WORK TO BE COMPLETED
Return all the entries exactly, keeping pictures out.

RECORDS FOR PROCESSING
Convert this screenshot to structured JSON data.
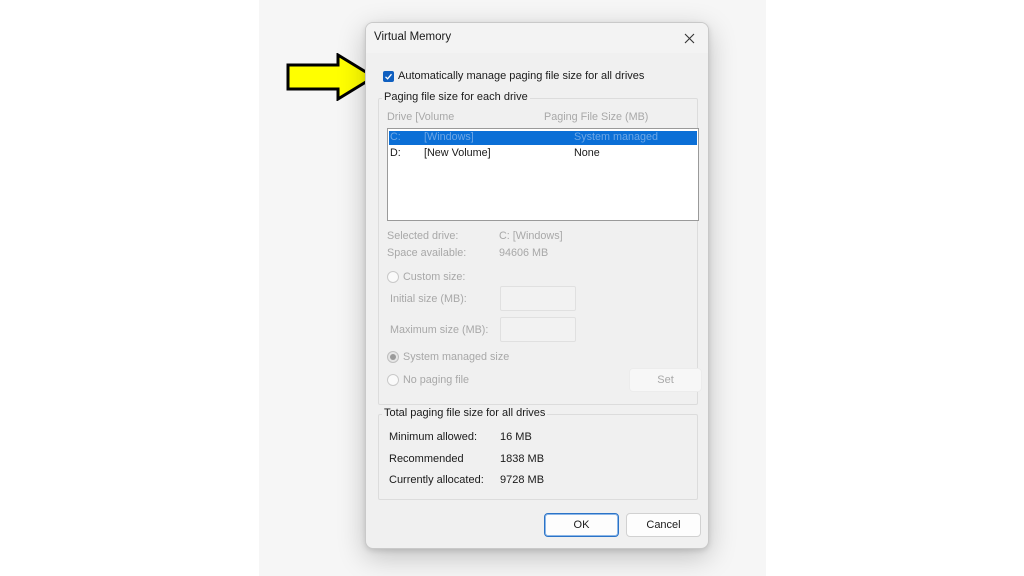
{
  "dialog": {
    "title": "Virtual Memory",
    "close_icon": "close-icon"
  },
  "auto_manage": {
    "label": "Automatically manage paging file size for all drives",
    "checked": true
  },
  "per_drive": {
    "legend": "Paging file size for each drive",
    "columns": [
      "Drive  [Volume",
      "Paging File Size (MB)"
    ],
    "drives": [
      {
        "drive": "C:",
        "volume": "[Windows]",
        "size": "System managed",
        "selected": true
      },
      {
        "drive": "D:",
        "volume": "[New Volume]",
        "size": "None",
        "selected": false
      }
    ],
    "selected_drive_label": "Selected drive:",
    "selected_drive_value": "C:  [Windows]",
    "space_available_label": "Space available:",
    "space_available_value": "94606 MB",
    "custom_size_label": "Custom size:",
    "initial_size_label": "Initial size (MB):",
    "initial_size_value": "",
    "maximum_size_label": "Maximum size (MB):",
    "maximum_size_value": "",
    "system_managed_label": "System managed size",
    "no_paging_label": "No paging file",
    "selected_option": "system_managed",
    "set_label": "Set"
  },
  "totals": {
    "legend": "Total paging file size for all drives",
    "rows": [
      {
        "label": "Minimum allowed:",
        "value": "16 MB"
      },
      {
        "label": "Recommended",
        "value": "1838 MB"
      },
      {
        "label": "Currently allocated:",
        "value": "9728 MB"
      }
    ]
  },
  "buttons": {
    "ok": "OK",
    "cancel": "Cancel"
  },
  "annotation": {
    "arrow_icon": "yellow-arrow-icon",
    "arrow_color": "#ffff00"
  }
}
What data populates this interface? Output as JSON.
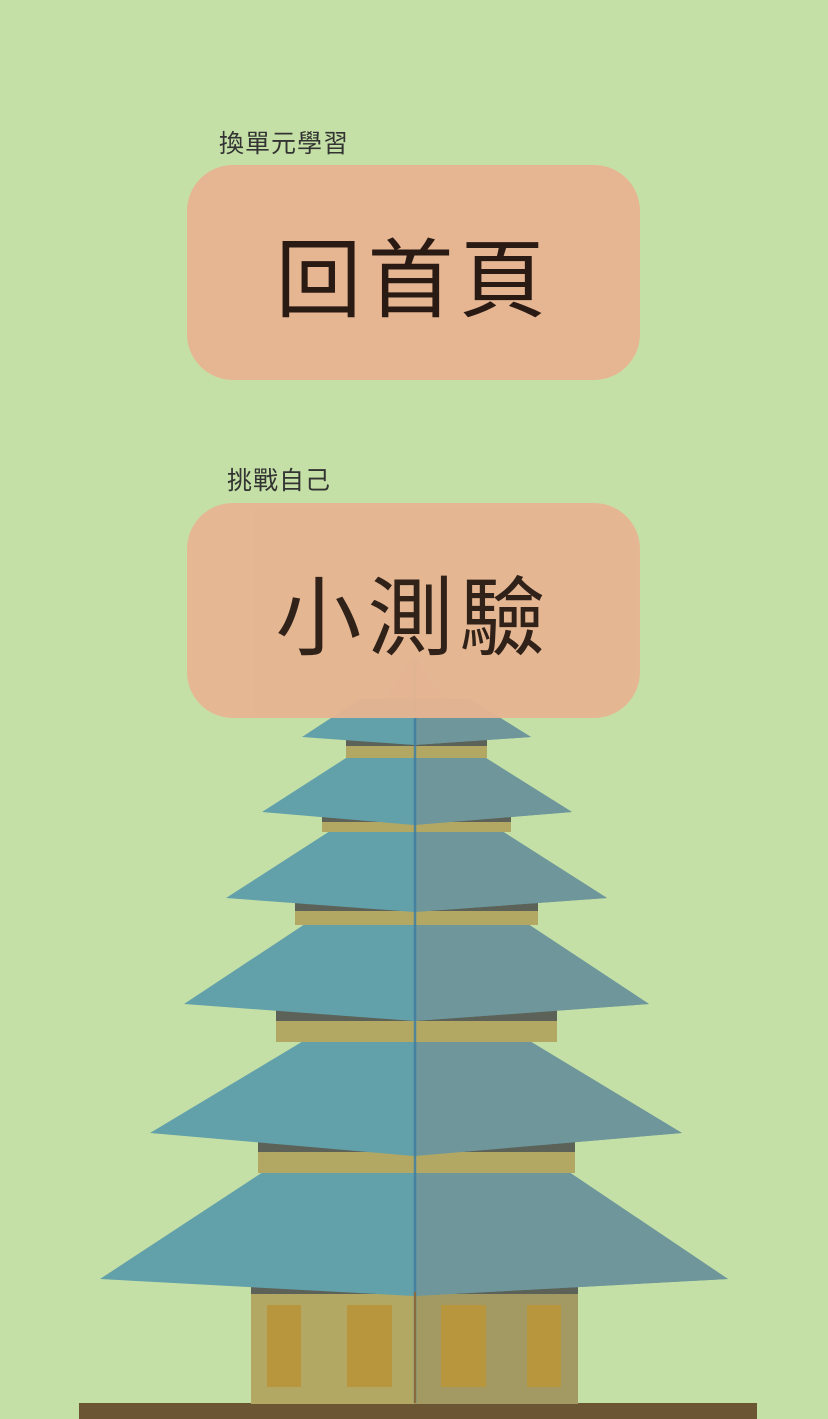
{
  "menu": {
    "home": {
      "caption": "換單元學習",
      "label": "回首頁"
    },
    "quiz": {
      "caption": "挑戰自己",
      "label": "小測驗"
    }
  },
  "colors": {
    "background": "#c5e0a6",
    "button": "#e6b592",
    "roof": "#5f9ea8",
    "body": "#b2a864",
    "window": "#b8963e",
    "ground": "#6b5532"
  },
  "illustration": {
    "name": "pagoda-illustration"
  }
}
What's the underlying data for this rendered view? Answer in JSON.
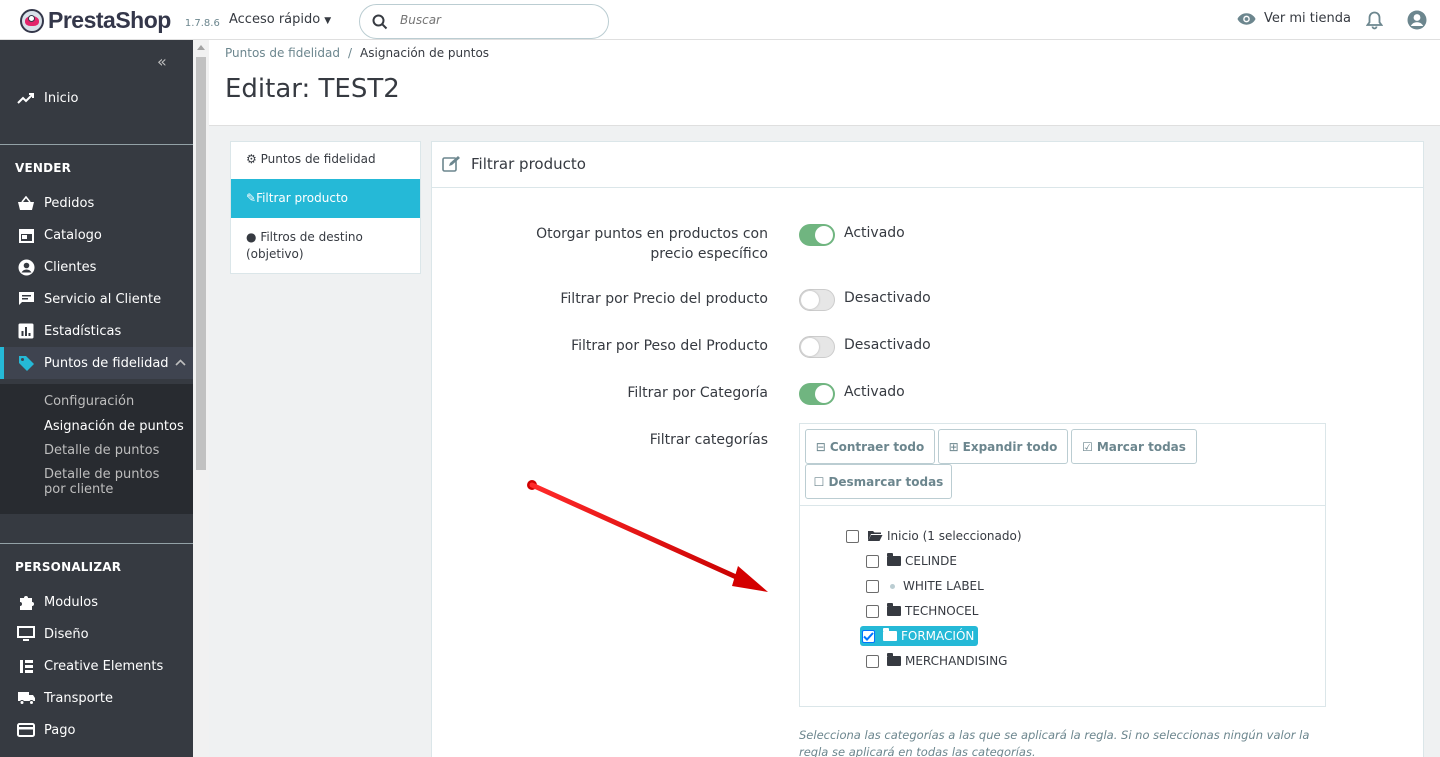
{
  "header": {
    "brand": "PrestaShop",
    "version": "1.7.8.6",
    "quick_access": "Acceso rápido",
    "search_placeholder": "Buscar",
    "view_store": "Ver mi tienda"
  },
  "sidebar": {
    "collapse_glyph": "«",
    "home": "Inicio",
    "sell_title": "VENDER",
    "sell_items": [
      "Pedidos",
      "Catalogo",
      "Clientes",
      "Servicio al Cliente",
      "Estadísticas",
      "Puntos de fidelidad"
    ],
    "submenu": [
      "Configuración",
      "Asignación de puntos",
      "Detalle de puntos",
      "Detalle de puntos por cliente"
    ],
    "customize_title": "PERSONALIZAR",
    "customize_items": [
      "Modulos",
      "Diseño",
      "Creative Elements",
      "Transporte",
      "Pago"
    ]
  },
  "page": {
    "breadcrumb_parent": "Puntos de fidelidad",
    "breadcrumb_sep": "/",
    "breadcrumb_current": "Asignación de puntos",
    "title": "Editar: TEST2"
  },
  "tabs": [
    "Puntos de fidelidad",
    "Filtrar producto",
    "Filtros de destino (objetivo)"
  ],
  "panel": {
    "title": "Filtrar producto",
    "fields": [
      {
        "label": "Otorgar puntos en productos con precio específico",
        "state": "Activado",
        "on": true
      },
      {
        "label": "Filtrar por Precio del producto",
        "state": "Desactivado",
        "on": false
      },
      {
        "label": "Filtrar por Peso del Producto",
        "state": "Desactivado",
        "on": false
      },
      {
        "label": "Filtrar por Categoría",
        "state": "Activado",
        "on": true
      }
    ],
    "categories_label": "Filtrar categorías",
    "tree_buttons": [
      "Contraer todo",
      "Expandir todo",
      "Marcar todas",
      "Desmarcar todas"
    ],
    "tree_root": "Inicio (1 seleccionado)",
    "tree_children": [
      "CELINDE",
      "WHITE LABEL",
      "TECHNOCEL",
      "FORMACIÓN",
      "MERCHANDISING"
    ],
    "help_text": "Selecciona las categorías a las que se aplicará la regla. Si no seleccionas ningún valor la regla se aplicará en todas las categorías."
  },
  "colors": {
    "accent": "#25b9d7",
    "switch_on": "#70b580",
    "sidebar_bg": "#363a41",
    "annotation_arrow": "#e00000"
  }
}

THE ANSWER
Convert this screenshot to structured JSON data.
{
  "dialog": {
    "title": "Virtual Memory",
    "close_icon": "close-icon"
  },
  "auto_manage": {
    "label": "Automatically manage paging file size for all drives",
    "checked": true
  },
  "per_drive": {
    "legend": "Paging file size for each drive",
    "columns": [
      "Drive  [Volume",
      "Paging File Size (MB)"
    ],
    "drives": [
      {
        "drive": "C:",
        "volume": "[Windows]",
        "size": "System managed",
        "selected": true
      },
      {
        "drive": "D:",
        "volume": "[New Volume]",
        "size": "None",
        "selected": false
      }
    ],
    "selected_drive_label": "Selected drive:",
    "selected_drive_value": "C:  [Windows]",
    "space_available_label": "Space available:",
    "space_available_value": "94606 MB",
    "custom_size_label": "Custom size:",
    "initial_size_label": "Initial size (MB):",
    "initial_size_value": "",
    "maximum_size_label": "Maximum size (MB):",
    "maximum_size_value": "",
    "system_managed_label": "System managed size",
    "no_paging_label": "No paging file",
    "selected_option": "system_managed",
    "set_label": "Set"
  },
  "totals": {
    "legend": "Total paging file size for all drives",
    "rows": [
      {
        "label": "Minimum allowed:",
        "value": "16 MB"
      },
      {
        "label": "Recommended",
        "value": "1838 MB"
      },
      {
        "label": "Currently allocated:",
        "value": "9728 MB"
      }
    ]
  },
  "buttons": {
    "ok": "OK",
    "cancel": "Cancel"
  },
  "annotation": {
    "arrow_icon": "yellow-arrow-icon",
    "arrow_color": "#ffff00"
  }
}
What data populates this interface? Output as JSON.
{
  "menu": {
    "home": {
      "caption": "換單元學習",
      "label": "回首頁"
    },
    "quiz": {
      "caption": "挑戰自己",
      "label": "小測驗"
    }
  },
  "colors": {
    "background": "#c5e0a6",
    "button": "#e6b592",
    "roof": "#5f9ea8",
    "body": "#b2a864",
    "window": "#b8963e",
    "ground": "#6b5532"
  },
  "illustration": {
    "name": "pagoda-illustration"
  }
}
What's the underlying data for this rendered view? Answer in JSON.
{
  "header": {
    "brand": "PrestaShop",
    "version": "1.7.8.6",
    "quick_access": "Acceso rápido",
    "search_placeholder": "Buscar",
    "view_store": "Ver mi tienda"
  },
  "sidebar": {
    "collapse_glyph": "«",
    "home": "Inicio",
    "sell_title": "VENDER",
    "sell_items": [
      "Pedidos",
      "Catalogo",
      "Clientes",
      "Servicio al Cliente",
      "Estadísticas",
      "Puntos de fidelidad"
    ],
    "submenu": [
      "Configuración",
      "Asignación de puntos",
      "Detalle de puntos",
      "Detalle de puntos por cliente"
    ],
    "customize_title": "PERSONALIZAR",
    "customize_items": [
      "Modulos",
      "Diseño",
      "Creative Elements",
      "Transporte",
      "Pago"
    ]
  },
  "page": {
    "breadcrumb_parent": "Puntos de fidelidad",
    "breadcrumb_sep": "/",
    "breadcrumb_current": "Asignación de puntos",
    "title": "Editar: TEST2"
  },
  "tabs": [
    "Puntos de fidelidad",
    "Filtrar producto",
    "Filtros de destino (objetivo)"
  ],
  "panel": {
    "title": "Filtrar producto",
    "fields": [
      {
        "label": "Otorgar puntos en productos con precio específico",
        "state": "Activado",
        "on": true
      },
      {
        "label": "Filtrar por Precio del producto",
        "state": "Desactivado",
        "on": false
      },
      {
        "label": "Filtrar por Peso del Producto",
        "state": "Desactivado",
        "on": false
      },
      {
        "label": "Filtrar por Categoría",
        "state": "Activado",
        "on": true
      }
    ],
    "categories_label": "Filtrar categorías",
    "tree_buttons": [
      "Contraer todo",
      "Expandir todo",
      "Marcar todas",
      "Desmarcar todas"
    ],
    "tree_root": "Inicio (1 seleccionado)",
    "tree_children": [
      "CELINDE",
      "WHITE LABEL",
      "TECHNOCEL",
      "FORMACIÓN",
      "MERCHANDISING"
    ],
    "help_text": "Selecciona las categorías a las que se aplicará la regla. Si no seleccionas ningún valor la regla se aplicará en todas las categorías."
  },
  "colors": {
    "accent": "#25b9d7",
    "switch_on": "#70b580",
    "sidebar_bg": "#363a41",
    "annotation_arrow": "#e00000"
  }
}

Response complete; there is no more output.